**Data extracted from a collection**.
▼
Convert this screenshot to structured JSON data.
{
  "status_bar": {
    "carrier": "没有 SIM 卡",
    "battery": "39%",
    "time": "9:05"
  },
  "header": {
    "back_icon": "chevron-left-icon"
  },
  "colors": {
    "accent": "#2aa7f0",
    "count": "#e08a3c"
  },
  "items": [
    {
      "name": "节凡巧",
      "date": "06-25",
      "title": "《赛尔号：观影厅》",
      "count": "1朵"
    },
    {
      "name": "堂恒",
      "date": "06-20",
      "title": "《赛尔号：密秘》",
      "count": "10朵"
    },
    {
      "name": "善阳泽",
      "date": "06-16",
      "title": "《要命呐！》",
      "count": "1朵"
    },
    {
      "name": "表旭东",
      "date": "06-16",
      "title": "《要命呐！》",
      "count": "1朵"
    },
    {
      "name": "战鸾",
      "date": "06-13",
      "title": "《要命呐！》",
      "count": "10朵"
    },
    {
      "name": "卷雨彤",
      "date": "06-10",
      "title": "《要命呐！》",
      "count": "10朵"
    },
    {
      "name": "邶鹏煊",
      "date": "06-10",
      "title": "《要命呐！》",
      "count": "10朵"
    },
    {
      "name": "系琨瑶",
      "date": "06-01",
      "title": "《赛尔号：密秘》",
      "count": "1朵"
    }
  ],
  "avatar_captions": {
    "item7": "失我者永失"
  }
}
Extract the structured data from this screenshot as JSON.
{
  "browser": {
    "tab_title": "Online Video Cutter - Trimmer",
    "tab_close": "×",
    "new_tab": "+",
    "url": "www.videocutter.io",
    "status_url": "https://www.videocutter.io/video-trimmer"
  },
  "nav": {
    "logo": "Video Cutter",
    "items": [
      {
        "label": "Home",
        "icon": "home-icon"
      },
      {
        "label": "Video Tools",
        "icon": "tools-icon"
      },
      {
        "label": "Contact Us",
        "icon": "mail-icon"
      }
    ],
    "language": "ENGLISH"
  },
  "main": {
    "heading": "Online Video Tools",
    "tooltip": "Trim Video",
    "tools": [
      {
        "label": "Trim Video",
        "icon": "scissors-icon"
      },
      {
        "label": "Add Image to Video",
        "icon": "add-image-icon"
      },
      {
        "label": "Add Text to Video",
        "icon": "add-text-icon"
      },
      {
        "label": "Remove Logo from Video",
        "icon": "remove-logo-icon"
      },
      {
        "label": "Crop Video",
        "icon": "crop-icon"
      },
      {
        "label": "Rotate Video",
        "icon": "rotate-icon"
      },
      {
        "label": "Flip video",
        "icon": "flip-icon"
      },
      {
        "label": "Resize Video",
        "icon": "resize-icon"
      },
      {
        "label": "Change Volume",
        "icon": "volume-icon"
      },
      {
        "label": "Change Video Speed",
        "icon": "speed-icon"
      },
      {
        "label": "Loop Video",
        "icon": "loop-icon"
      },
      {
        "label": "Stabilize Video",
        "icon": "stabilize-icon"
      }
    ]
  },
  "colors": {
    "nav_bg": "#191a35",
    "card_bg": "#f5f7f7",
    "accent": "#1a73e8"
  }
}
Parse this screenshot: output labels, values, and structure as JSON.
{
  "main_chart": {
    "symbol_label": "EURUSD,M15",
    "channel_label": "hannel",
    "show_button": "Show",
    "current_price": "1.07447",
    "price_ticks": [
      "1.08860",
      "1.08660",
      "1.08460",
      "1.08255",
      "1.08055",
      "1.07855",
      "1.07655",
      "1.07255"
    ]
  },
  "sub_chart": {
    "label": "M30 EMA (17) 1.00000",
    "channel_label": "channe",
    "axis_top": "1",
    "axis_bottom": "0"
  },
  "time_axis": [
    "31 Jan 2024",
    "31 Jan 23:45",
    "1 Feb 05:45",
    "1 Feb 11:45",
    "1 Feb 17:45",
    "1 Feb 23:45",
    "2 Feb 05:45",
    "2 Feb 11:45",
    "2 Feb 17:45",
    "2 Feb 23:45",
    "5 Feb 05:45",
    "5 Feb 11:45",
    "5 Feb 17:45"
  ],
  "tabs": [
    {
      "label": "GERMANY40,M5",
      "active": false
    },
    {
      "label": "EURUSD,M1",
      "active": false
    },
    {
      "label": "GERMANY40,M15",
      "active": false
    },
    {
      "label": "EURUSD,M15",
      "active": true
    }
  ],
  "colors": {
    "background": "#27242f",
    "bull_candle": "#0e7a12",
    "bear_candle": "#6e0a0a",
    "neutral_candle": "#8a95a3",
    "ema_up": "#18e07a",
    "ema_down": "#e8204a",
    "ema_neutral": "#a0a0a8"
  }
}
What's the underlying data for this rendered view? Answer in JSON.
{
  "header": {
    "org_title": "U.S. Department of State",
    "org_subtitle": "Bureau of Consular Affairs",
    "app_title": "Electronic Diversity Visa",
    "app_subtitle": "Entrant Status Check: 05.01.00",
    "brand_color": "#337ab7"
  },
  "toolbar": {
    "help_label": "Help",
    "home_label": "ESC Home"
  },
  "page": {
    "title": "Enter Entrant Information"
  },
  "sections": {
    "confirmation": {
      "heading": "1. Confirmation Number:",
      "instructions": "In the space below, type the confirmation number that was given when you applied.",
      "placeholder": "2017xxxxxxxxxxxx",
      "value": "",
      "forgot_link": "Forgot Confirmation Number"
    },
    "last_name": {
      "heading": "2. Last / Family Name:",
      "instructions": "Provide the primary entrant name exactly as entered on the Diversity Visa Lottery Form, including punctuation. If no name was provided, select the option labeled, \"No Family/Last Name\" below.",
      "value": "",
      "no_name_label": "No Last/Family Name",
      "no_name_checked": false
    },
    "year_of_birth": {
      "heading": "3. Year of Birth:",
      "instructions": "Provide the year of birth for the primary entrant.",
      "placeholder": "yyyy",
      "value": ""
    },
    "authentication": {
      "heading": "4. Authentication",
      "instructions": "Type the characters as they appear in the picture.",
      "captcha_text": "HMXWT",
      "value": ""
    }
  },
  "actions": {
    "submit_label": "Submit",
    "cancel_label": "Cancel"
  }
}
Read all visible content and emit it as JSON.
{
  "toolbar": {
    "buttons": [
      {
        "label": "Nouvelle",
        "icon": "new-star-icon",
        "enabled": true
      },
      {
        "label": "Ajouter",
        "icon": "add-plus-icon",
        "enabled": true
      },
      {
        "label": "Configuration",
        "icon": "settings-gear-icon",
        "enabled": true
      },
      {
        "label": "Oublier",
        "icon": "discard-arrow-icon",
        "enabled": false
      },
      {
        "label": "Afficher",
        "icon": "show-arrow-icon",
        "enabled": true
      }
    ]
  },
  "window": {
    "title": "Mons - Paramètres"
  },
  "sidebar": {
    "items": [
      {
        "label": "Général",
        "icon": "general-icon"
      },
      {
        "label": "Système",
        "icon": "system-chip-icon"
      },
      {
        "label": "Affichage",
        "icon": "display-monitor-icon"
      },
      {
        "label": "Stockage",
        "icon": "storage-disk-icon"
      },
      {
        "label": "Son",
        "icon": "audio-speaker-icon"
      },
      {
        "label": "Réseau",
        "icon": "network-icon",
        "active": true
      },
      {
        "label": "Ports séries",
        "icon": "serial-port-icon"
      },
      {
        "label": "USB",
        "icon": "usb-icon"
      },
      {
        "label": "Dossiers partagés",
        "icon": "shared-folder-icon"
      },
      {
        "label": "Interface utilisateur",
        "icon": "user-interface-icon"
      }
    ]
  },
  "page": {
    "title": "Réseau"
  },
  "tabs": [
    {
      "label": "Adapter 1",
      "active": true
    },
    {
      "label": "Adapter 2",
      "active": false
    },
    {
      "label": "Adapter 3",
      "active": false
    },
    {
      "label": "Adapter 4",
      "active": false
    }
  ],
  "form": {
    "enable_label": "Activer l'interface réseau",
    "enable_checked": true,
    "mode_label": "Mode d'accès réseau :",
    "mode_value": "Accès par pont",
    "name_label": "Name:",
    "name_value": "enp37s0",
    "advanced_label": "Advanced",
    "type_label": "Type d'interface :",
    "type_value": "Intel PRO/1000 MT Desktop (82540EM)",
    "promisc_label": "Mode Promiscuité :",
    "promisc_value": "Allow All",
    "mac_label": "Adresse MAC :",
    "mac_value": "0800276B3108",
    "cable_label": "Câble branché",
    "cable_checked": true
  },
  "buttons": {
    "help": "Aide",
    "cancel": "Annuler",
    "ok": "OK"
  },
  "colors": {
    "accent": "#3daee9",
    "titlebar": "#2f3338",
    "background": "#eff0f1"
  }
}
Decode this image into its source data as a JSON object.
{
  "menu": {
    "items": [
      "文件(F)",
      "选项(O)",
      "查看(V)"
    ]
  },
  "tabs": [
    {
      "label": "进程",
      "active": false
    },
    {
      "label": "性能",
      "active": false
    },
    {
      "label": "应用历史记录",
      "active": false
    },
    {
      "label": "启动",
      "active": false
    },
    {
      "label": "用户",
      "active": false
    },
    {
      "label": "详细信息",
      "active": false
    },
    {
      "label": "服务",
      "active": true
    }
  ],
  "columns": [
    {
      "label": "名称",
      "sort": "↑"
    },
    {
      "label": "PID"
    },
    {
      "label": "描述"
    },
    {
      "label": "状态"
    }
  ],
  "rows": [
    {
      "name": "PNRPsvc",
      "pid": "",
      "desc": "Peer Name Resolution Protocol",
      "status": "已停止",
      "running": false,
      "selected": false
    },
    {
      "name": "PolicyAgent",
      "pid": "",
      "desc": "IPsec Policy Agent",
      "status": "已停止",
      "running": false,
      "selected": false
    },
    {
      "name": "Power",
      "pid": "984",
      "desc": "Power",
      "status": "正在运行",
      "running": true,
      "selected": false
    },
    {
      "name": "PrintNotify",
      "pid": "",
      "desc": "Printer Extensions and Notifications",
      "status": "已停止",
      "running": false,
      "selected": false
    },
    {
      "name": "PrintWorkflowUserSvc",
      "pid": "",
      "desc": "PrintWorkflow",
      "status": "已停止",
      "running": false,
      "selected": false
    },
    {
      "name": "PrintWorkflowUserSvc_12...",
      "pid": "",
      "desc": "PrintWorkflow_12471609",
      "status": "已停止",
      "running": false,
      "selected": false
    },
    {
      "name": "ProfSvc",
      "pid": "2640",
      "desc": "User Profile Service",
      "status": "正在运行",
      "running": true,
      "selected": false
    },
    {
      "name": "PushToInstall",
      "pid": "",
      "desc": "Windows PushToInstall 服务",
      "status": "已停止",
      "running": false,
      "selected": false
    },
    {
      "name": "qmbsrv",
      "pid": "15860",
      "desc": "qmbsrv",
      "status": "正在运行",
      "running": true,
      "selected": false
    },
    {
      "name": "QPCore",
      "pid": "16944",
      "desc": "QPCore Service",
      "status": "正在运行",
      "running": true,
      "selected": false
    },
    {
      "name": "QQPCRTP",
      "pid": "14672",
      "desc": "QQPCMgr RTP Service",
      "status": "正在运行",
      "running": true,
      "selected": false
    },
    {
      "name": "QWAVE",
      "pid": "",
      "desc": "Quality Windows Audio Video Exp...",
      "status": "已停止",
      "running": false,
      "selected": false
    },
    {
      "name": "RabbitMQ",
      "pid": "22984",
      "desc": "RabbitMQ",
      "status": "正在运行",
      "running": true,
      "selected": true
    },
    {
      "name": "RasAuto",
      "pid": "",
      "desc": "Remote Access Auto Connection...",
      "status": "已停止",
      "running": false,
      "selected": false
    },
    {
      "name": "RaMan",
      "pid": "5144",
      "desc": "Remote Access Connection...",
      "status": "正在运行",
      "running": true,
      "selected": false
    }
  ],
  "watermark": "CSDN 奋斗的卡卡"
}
▲
**Task instructions**.
Report the number of lines containing the string "videocutter" and add nothing to it.

**Answer to this task**.
2